Filter the entries, keeping every line with the word "Extract".

────────────────────

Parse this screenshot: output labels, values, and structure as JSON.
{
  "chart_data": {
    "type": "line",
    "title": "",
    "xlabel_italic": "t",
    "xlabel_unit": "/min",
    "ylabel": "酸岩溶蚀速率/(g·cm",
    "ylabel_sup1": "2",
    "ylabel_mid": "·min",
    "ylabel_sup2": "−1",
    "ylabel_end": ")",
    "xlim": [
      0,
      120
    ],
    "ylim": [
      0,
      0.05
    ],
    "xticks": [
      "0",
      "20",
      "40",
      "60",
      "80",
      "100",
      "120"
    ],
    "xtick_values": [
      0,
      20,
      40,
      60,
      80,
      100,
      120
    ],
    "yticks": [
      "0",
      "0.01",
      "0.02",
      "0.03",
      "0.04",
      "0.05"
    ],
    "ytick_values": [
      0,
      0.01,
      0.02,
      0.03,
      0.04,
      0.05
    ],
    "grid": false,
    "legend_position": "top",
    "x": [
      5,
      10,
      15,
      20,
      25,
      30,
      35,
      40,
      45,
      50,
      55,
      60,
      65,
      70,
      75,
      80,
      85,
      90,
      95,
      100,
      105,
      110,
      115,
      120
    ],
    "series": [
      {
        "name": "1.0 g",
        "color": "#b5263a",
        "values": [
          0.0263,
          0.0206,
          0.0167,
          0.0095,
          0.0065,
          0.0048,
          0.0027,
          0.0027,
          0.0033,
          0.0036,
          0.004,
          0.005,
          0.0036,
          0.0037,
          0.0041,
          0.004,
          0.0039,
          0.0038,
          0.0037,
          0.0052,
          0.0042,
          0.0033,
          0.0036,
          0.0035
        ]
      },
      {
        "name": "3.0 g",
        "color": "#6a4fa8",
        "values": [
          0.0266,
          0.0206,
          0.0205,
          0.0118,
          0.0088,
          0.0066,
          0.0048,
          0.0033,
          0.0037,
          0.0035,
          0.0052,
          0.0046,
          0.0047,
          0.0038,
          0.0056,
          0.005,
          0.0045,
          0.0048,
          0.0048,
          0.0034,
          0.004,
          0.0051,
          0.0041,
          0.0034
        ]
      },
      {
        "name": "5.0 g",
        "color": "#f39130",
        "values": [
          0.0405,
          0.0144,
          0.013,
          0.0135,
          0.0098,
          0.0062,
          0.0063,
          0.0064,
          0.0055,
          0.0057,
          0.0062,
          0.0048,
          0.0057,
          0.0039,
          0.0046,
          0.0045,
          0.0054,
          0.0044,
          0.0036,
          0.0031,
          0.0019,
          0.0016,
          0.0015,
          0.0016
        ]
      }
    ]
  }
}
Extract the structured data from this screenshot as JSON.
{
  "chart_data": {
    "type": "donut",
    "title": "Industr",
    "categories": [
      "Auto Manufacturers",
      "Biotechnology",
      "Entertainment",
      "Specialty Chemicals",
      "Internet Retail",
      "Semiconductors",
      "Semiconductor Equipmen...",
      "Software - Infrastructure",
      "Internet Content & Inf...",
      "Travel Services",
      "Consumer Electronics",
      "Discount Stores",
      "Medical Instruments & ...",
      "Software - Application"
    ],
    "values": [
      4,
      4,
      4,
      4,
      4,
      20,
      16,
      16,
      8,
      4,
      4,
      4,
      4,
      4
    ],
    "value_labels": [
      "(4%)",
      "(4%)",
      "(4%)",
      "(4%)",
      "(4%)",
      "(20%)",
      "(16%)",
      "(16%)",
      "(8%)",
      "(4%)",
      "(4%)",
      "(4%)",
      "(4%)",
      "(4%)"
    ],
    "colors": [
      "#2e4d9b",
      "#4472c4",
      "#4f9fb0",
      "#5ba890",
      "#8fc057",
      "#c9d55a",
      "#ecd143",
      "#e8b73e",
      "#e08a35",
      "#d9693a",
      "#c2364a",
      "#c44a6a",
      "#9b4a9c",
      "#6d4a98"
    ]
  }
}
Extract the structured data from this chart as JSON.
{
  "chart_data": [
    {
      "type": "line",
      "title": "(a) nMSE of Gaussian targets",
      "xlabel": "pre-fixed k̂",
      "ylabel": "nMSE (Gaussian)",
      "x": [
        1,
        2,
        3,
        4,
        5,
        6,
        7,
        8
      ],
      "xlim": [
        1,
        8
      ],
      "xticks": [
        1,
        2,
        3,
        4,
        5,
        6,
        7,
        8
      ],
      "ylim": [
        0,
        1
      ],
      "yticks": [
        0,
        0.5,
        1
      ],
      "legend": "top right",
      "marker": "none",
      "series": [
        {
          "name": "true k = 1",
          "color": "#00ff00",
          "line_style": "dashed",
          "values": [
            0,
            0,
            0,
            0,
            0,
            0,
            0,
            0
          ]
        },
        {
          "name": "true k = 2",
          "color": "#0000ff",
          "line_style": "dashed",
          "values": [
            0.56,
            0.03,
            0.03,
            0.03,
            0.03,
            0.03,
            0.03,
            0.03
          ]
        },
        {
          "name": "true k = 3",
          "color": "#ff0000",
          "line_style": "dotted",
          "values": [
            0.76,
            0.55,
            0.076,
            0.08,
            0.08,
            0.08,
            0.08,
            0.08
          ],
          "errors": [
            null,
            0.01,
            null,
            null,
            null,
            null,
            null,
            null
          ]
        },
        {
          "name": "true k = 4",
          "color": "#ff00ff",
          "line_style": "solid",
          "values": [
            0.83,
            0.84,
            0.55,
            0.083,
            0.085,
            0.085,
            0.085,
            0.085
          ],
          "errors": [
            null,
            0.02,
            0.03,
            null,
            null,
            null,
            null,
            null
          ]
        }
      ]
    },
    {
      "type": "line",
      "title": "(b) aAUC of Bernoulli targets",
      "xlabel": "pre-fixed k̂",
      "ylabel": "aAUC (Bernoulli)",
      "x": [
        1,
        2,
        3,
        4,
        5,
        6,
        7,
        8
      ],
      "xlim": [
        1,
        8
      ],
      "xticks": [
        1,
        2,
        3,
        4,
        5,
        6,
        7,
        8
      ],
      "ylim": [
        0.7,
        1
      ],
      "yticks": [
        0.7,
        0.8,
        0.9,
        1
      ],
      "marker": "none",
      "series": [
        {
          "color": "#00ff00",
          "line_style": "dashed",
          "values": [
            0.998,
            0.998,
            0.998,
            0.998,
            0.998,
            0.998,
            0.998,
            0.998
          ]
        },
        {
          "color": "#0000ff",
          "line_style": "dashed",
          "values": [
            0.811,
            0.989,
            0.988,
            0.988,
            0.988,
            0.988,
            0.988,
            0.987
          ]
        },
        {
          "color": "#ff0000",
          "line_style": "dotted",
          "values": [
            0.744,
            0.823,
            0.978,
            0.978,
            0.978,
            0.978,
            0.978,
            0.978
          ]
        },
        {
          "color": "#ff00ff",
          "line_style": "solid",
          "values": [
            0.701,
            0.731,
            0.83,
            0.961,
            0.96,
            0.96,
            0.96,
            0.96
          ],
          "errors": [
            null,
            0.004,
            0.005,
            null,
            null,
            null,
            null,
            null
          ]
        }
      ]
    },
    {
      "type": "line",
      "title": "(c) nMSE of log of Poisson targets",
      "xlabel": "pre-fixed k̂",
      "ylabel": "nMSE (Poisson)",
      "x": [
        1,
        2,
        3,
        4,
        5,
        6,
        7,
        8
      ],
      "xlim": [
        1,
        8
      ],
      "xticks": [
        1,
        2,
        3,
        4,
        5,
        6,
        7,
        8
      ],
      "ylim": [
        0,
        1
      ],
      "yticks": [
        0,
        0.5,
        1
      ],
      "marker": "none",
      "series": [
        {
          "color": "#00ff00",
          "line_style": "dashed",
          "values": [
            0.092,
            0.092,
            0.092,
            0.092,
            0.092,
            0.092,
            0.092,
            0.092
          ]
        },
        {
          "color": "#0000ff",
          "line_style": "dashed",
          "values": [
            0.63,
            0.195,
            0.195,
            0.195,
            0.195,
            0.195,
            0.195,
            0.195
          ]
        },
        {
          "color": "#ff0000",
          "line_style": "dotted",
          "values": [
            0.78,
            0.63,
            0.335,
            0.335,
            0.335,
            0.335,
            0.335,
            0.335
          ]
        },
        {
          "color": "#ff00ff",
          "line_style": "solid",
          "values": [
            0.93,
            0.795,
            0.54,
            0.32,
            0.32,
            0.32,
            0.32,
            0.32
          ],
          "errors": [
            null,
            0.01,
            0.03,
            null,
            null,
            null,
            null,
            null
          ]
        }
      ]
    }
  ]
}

────────────────────

• Result:
Extract the structured data from this screenshot as JSON.
Extract the structured data from this chart as JSON.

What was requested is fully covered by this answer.